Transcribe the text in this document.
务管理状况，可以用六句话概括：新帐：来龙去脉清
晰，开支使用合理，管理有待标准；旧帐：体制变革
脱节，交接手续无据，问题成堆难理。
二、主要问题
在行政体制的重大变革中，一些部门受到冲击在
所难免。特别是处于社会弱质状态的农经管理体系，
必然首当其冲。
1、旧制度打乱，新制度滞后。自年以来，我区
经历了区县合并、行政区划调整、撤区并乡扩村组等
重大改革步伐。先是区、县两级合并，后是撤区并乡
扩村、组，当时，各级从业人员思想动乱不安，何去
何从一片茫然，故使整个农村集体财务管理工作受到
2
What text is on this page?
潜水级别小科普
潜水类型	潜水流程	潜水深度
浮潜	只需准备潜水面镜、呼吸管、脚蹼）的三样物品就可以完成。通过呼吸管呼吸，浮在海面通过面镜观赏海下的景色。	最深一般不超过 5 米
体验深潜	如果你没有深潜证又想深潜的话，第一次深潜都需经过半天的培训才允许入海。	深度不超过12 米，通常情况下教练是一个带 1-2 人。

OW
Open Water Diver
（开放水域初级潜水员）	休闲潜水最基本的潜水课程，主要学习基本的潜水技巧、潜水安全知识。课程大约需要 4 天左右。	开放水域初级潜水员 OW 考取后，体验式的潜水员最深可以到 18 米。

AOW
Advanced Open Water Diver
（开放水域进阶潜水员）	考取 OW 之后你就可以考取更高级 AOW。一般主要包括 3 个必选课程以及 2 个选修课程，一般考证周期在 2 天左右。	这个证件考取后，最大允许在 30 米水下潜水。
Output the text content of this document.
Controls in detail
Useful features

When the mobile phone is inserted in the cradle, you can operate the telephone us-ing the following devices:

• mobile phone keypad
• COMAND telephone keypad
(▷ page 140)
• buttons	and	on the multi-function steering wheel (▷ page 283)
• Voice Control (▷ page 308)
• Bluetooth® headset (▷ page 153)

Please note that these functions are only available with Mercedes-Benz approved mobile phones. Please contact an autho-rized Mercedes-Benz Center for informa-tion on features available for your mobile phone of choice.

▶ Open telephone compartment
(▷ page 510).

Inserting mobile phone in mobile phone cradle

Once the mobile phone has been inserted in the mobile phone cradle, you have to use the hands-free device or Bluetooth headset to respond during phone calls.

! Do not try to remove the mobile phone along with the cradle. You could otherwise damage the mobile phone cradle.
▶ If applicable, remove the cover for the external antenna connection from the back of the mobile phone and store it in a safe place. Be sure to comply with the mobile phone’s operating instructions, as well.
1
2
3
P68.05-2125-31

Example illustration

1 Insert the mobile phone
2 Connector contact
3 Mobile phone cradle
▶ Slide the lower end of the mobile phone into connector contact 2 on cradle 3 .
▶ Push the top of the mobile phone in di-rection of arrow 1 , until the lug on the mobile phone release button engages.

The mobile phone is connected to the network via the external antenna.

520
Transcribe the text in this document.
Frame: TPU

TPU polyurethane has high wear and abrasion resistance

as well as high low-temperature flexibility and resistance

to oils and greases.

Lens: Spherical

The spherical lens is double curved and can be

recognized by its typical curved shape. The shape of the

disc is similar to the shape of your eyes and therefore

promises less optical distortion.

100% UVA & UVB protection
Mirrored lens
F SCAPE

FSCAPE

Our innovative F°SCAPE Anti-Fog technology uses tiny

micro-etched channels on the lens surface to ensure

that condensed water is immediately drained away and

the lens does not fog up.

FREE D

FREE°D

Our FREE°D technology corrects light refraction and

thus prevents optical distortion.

--------------------------------------------------

- _What you are asked to do_: Repeat every record exactly as written, please.

- _Response_:
Transcribe the text in this document.
务管理状况，可以用六句话概括：新帐：来龙去脉清
晰，开支使用合理，管理有待标准；旧帐：体制变革
脱节，交接手续无据，问题成堆难理。
二、主要问题
在行政体制的重大变革中，一些部门受到冲击在
所难免。特别是处于社会弱质状态的农经管理体系，
必然首当其冲。
1、旧制度打乱，新制度滞后。自年以来，我区
经历了区县合并、行政区划调整、撤区并乡扩村组等
重大改革步伐。先是区、县两级合并，后是撤区并乡
扩村、组，当时，各级从业人员思想动乱不安，何去
何从一片茫然，故使整个农村集体财务管理工作受到
2
What text is on this page?
潜水级别小科普
潜水类型	潜水流程	潜水深度
浮潜	只需准备潜水面镜、呼吸管、脚蹼）的三样物品就可以完成。通过呼吸管呼吸，浮在海面通过面镜观赏海下的景色。	最深一般不超过 5 米
体验深潜	如果你没有深潜证又想深潜的话，第一次深潜都需经过半天的培训才允许入海。	深度不超过12 米，通常情况下教练是一个带 1-2 人。

OW
Open Water Diver
（开放水域初级潜水员）	休闲潜水最基本的潜水课程，主要学习基本的潜水技巧、潜水安全知识。课程大约需要 4 天左右。	开放水域初级潜水员 OW 考取后，体验式的潜水员最深可以到 18 米。

AOW
Advanced Open Water Diver
（开放水域进阶潜水员）	考取 OW 之后你就可以考取更高级 AOW。一般主要包括 3 个必选课程以及 2 个选修课程，一般考证周期在 2 天左右。	这个证件考取后，最大允许在 30 米水下潜水。
Output the text content of this document.
Controls in detail
Useful features

When the mobile phone is inserted in the cradle, you can operate the telephone us-ing the following devices:

• mobile phone keypad
• COMAND telephone keypad
(▷ page 140)
• buttons	and	on the multi-function steering wheel (▷ page 283)
• Voice Control (▷ page 308)
• Bluetooth® headset (▷ page 153)

Please note that these functions are only available with Mercedes-Benz approved mobile phones. Please contact an autho-rized Mercedes-Benz Center for informa-tion on features available for your mobile phone of choice.

▶ Open telephone compartment
(▷ page 510).

Inserting mobile phone in mobile phone cradle

Once the mobile phone has been inserted in the mobile phone cradle, you have to use the hands-free device or Bluetooth headset to respond during phone calls.

! Do not try to remove the mobile phone along with the cradle. You could otherwise damage the mobile phone cradle.
▶ If applicable, remove the cover for the external antenna connection from the back of the mobile phone and store it in a safe place. Be sure to comply with the mobile phone’s operating instructions, as well.
1
2
3
P68.05-2125-31

Example illustration

1 Insert the mobile phone
2 Connector contact
3 Mobile phone cradle
▶ Slide the lower end of the mobile phone into connector contact 2 on cradle 3 .
▶ Push the top of the mobile phone in di-rection of arrow 1 , until the lug on the mobile phone release button engages.

The mobile phone is connected to the network via the external antenna.

520
Transcribe the text in this document.
Frame: TPU

TPU polyurethane has high wear and abrasion resistance

as well as high low-temperature flexibility and resistance

to oils and greases.

Lens: Spherical

The spherical lens is double curved and can be

recognized by its typical curved shape. The shape of the

disc is similar to the shape of your eyes and therefore

promises less optical distortion.

100% UVA & UVB protection
Mirrored lens
F SCAPE

FSCAPE

Our innovative F°SCAPE Anti-Fog technology uses tiny

micro-etched channels on the lens surface to ensure

that condensed water is immediately drained away and

the lens does not fog up.

FREE D

FREE°D

Our FREE°D technology corrects light refraction and

thus prevents optical distortion.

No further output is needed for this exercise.